## [What you need to do]
Report only the number of lines in this material that include "subscription".

Extracted records

## begin

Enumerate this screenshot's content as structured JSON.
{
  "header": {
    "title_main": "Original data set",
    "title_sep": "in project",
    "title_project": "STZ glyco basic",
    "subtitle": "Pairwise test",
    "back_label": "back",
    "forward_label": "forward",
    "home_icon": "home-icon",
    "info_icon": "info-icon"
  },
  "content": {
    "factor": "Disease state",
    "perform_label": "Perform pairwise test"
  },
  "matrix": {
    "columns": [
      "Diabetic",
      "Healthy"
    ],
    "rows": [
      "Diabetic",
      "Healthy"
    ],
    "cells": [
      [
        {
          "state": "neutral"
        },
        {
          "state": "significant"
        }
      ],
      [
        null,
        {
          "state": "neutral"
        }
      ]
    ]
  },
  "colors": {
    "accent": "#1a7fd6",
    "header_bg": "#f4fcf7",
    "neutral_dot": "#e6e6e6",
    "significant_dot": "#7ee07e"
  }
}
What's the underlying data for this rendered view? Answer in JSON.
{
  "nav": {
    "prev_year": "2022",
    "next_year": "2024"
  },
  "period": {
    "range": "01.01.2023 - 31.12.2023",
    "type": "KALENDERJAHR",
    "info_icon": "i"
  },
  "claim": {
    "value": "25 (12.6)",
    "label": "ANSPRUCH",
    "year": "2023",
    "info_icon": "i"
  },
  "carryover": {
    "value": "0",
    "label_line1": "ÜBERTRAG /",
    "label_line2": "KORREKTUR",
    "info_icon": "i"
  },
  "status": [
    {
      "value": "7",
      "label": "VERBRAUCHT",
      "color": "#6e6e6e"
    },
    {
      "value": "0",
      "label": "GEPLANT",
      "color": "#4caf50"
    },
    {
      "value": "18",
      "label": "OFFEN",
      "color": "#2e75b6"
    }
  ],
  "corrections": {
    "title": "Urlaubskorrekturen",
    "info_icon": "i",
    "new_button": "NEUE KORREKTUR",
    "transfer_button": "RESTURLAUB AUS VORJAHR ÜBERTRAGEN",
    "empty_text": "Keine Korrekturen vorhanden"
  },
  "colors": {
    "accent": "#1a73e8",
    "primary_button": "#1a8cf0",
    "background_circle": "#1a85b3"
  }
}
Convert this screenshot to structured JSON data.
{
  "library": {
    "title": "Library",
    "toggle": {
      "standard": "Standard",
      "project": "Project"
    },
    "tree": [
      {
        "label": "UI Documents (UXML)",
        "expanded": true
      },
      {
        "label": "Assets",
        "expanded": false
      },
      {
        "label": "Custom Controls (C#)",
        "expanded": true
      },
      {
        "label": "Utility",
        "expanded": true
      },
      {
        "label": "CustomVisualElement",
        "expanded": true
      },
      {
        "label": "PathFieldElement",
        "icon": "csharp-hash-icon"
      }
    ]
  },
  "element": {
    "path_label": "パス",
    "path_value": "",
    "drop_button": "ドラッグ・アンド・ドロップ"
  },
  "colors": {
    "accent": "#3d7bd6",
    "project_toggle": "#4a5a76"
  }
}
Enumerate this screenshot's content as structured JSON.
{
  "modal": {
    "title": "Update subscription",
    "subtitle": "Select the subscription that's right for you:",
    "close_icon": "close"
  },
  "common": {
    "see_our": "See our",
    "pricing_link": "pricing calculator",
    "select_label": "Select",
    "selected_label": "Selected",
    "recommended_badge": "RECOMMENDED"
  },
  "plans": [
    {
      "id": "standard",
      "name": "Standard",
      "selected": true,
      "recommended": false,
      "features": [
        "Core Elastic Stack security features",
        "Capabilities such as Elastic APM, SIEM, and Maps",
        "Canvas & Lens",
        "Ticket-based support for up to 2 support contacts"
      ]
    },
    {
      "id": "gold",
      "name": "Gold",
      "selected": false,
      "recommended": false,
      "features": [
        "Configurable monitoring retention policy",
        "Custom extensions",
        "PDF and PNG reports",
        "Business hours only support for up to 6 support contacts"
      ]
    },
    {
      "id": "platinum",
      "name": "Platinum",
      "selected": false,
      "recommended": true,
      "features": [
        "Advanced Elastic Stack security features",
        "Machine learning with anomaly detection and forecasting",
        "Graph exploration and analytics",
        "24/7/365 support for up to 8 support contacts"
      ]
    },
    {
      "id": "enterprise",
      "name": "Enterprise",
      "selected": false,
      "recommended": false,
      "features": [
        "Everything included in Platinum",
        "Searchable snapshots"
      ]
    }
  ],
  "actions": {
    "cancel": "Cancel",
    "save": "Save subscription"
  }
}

## end

## [Reply]
3